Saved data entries
= = = = = = =

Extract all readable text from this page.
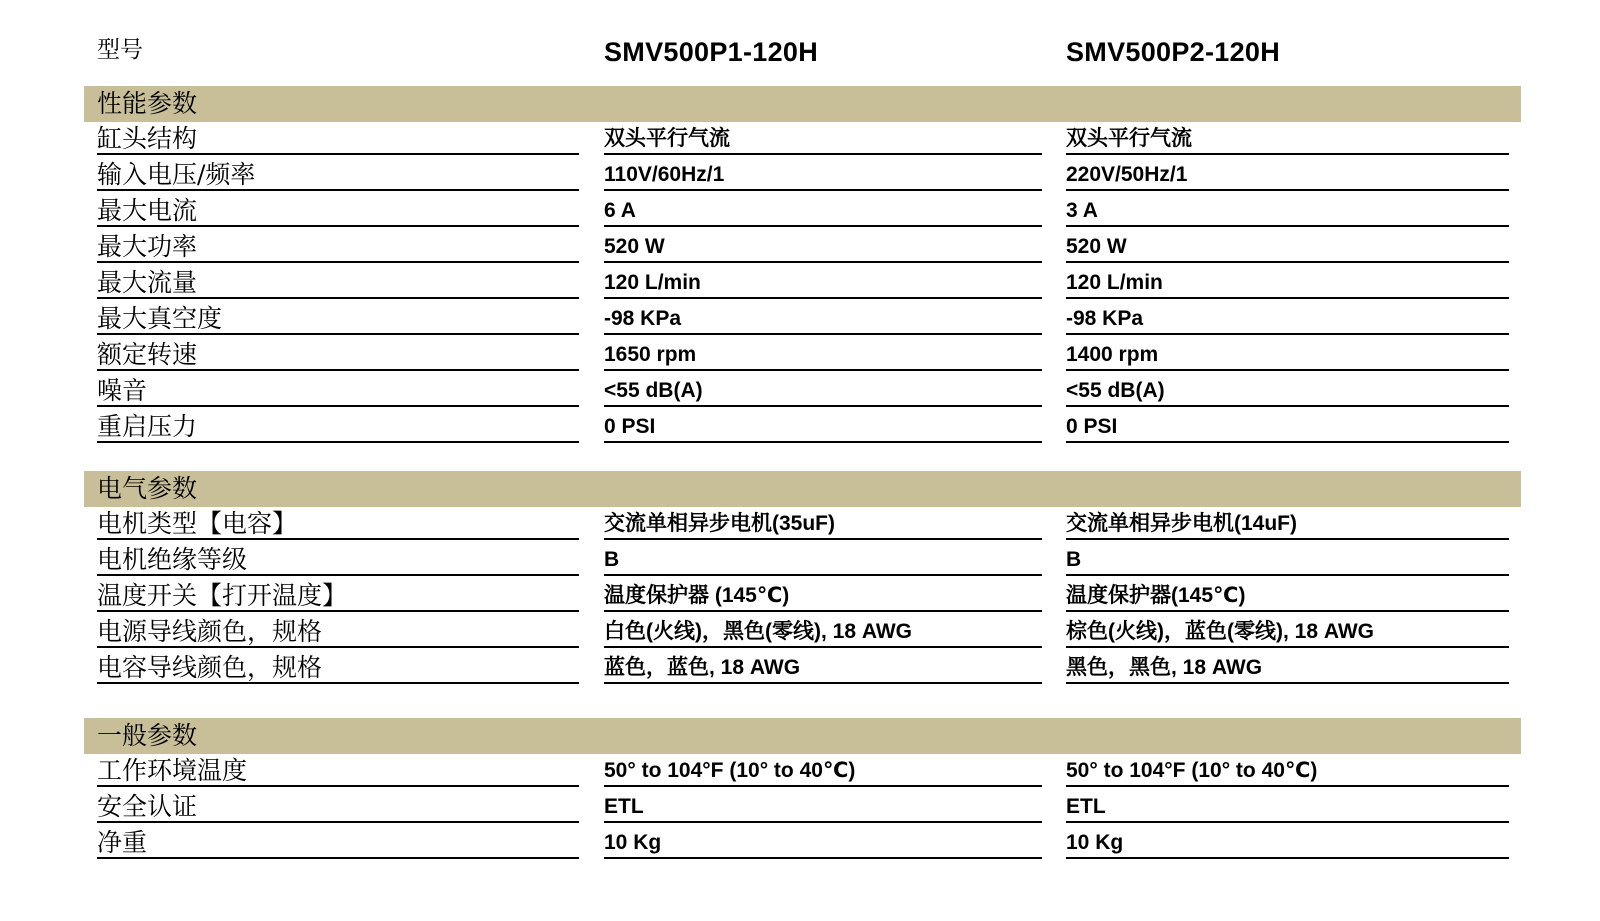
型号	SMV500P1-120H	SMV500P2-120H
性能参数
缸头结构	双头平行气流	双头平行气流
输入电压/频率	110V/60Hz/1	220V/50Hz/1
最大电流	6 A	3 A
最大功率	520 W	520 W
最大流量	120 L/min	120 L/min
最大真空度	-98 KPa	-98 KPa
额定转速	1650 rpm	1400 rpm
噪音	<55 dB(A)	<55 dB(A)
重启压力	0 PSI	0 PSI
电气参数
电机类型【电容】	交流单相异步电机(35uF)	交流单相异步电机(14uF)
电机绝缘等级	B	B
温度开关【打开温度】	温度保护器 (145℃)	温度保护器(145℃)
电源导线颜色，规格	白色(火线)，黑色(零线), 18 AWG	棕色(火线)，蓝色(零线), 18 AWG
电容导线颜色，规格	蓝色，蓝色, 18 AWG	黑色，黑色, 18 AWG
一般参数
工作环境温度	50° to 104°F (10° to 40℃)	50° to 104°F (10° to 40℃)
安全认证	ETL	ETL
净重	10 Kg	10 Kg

= = = = = = =

## THE REQUEST
Do not copy the pictures, but repeat every line exactly.

## THE OUTPUT
Extract all readable text from this page.
型号	SMV500P1-120H	SMV500P2-120H
性能参数
缸头结构	双头平行气流	双头平行气流
输入电压/频率	110V/60Hz/1	220V/50Hz/1
最大电流	6 A	3 A
最大功率	520 W	520 W
最大流量	120 L/min	120 L/min
最大真空度	-98 KPa	-98 KPa
额定转速	1650 rpm	1400 rpm
噪音	<55 dB(A)	<55 dB(A)
重启压力	0 PSI	0 PSI
电气参数
电机类型【电容】	交流单相异步电机(35uF)	交流单相异步电机(14uF)
电机绝缘等级	B	B
温度开关【打开温度】	温度保护器 (145℃)	温度保护器(145℃)
电源导线颜色，规格	白色(火线)，黑色(零线), 18 AWG	棕色(火线)，蓝色(零线), 18 AWG
电容导线颜色，规格	蓝色，蓝色, 18 AWG	黑色，黑色, 18 AWG
一般参数
工作环境温度	50° to 104°F (10° to 40℃)	50° to 104°F (10° to 40℃)
安全认证	ETL	ETL
净重	10 Kg	10 Kg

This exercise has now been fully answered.